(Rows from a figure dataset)
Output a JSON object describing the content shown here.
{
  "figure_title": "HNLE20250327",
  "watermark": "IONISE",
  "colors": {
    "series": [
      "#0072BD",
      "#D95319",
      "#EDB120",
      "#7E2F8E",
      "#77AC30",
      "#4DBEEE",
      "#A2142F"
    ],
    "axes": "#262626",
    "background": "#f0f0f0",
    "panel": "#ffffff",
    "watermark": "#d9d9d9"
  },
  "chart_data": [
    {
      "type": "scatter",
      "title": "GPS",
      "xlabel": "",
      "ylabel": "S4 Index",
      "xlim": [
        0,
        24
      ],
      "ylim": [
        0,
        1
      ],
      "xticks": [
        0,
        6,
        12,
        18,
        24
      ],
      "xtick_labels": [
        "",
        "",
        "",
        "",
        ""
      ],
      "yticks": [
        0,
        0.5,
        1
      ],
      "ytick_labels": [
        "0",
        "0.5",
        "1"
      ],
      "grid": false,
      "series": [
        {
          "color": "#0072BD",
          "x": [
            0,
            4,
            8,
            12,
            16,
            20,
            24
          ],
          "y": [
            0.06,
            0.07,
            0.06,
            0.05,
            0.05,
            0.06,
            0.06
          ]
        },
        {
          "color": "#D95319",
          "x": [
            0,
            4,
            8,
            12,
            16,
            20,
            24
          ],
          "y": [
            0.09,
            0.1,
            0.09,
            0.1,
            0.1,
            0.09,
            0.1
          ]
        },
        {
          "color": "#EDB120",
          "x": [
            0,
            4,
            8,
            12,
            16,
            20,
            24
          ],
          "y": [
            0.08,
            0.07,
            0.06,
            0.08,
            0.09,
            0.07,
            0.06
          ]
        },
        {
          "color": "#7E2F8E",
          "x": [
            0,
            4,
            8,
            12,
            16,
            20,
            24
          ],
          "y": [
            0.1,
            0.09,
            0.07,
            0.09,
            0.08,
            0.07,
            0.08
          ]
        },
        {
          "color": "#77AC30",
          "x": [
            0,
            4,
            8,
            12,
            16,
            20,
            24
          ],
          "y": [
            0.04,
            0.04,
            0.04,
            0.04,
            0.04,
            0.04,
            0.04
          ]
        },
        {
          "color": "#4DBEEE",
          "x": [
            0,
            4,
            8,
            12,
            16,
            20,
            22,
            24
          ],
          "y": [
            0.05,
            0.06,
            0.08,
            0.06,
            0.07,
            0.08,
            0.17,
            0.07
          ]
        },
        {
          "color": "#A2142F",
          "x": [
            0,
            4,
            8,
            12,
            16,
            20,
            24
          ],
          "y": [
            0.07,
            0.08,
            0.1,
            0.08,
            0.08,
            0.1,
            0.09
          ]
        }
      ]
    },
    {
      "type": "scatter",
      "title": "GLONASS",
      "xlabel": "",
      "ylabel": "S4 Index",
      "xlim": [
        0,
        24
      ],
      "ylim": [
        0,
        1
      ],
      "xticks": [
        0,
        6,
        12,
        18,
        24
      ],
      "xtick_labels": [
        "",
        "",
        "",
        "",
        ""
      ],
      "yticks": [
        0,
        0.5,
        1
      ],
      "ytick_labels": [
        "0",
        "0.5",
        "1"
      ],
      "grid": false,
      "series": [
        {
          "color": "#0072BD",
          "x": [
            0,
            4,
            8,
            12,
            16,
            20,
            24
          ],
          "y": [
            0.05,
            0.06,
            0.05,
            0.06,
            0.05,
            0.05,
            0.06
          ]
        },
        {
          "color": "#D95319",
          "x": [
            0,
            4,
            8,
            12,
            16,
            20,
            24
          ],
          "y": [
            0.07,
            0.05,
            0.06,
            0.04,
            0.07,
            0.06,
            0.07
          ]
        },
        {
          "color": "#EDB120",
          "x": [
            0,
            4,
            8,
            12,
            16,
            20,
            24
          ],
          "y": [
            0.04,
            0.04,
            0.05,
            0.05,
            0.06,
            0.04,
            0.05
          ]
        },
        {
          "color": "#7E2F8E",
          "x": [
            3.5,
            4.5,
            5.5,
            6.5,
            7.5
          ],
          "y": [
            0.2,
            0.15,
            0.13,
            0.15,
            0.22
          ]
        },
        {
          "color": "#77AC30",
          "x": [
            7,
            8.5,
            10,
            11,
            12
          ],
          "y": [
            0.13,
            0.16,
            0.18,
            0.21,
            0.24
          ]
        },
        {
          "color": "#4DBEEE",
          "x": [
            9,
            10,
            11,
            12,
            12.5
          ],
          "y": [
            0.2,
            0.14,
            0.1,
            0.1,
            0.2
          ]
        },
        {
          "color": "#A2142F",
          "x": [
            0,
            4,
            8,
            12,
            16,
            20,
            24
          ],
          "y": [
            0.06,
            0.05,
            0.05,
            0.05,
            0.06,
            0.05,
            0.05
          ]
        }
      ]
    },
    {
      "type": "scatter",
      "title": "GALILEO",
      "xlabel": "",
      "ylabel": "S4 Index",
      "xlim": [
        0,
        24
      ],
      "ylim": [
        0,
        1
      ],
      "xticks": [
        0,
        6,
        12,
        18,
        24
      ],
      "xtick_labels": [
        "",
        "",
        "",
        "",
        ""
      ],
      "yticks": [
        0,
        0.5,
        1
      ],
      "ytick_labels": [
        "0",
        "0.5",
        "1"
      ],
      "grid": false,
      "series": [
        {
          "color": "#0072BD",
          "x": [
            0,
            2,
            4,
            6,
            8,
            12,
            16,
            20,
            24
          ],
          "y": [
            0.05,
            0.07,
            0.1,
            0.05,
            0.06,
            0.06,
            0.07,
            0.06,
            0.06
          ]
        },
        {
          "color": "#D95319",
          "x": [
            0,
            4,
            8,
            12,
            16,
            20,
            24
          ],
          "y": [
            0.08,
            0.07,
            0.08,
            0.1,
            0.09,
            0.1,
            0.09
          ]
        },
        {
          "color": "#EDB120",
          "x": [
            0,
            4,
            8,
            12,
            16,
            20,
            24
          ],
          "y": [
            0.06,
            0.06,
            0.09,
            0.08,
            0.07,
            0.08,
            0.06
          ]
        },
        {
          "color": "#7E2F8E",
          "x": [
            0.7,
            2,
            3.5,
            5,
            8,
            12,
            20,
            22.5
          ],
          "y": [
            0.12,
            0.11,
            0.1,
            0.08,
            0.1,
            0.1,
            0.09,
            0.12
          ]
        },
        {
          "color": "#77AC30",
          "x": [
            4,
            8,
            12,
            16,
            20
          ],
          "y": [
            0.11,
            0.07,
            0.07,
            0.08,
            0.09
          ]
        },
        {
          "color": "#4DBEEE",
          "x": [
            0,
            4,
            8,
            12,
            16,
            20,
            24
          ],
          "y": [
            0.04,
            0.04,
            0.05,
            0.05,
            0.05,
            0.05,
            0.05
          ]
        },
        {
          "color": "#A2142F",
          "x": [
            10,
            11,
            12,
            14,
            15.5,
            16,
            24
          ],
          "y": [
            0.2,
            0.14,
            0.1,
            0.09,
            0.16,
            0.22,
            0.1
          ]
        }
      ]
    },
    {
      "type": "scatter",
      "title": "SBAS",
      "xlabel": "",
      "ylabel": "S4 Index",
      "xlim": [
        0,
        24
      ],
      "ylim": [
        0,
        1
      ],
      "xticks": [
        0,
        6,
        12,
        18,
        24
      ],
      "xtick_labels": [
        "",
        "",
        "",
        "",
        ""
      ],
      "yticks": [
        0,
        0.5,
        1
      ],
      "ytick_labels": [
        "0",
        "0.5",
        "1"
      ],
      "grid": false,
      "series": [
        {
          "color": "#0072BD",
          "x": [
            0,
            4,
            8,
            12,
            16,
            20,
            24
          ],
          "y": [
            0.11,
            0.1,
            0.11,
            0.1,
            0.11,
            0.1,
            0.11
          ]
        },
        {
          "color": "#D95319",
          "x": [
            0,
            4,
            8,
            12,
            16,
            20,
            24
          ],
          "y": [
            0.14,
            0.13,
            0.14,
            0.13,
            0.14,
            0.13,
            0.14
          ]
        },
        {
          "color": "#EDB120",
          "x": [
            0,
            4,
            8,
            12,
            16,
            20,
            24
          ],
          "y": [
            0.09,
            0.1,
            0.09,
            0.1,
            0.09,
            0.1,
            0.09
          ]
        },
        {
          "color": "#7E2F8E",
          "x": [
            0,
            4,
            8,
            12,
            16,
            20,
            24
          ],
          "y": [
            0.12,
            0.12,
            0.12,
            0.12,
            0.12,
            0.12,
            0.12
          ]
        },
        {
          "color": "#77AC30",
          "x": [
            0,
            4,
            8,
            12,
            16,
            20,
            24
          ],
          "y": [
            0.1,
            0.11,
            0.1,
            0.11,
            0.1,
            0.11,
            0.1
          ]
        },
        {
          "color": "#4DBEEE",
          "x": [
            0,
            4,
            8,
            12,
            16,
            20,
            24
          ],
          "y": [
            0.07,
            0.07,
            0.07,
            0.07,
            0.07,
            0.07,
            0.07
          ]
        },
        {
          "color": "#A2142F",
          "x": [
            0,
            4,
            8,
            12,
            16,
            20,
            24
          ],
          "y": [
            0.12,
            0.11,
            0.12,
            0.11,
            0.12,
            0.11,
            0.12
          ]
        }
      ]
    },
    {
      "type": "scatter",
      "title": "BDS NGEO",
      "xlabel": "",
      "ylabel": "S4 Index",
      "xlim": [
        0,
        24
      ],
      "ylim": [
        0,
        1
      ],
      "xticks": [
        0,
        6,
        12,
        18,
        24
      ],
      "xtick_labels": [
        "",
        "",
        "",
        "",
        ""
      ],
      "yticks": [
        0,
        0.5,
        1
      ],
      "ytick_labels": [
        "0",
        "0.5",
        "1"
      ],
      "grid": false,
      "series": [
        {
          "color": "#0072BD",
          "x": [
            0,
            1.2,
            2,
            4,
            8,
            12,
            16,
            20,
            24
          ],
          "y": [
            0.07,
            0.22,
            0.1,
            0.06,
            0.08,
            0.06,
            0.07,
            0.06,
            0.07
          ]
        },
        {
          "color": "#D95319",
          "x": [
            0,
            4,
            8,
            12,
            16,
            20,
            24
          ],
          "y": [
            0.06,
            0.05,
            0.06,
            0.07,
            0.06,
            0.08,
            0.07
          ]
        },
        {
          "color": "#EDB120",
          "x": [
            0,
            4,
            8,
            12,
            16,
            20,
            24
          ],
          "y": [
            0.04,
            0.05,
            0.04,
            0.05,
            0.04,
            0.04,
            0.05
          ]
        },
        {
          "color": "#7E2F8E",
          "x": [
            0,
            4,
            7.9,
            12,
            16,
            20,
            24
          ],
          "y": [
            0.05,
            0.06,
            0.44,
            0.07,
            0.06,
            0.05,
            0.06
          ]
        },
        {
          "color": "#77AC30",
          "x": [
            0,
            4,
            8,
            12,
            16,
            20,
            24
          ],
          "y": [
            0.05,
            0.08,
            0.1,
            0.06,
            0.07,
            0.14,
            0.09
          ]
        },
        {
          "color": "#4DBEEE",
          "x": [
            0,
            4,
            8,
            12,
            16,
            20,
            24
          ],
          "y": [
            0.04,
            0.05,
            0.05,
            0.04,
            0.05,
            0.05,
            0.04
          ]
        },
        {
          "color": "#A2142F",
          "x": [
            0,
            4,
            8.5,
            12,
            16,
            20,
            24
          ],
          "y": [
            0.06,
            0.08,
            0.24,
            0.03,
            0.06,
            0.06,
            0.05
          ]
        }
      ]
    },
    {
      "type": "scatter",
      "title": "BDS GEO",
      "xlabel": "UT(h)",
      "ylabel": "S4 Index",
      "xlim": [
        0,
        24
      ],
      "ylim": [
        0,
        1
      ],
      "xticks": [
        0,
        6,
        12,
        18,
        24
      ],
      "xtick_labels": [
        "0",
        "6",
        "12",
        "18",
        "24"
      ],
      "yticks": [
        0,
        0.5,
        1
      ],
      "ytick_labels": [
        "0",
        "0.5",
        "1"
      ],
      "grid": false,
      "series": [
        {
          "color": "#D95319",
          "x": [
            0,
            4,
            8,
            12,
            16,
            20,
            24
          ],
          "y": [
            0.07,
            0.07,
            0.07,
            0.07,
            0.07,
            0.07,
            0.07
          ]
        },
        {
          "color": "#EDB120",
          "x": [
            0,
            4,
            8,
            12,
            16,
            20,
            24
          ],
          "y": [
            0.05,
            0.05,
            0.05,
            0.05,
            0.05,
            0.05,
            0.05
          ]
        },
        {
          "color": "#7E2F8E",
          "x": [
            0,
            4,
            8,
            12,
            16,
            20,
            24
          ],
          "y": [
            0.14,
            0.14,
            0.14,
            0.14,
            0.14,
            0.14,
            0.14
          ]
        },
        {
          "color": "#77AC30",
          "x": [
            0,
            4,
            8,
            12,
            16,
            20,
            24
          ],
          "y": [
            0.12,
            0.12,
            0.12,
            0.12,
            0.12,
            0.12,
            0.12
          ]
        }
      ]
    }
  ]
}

## To be done:
List each line of the entries that holds the string "watermark".

## Task answer:
  "watermark": "IONISE",
    "watermark": "#d9d9d9"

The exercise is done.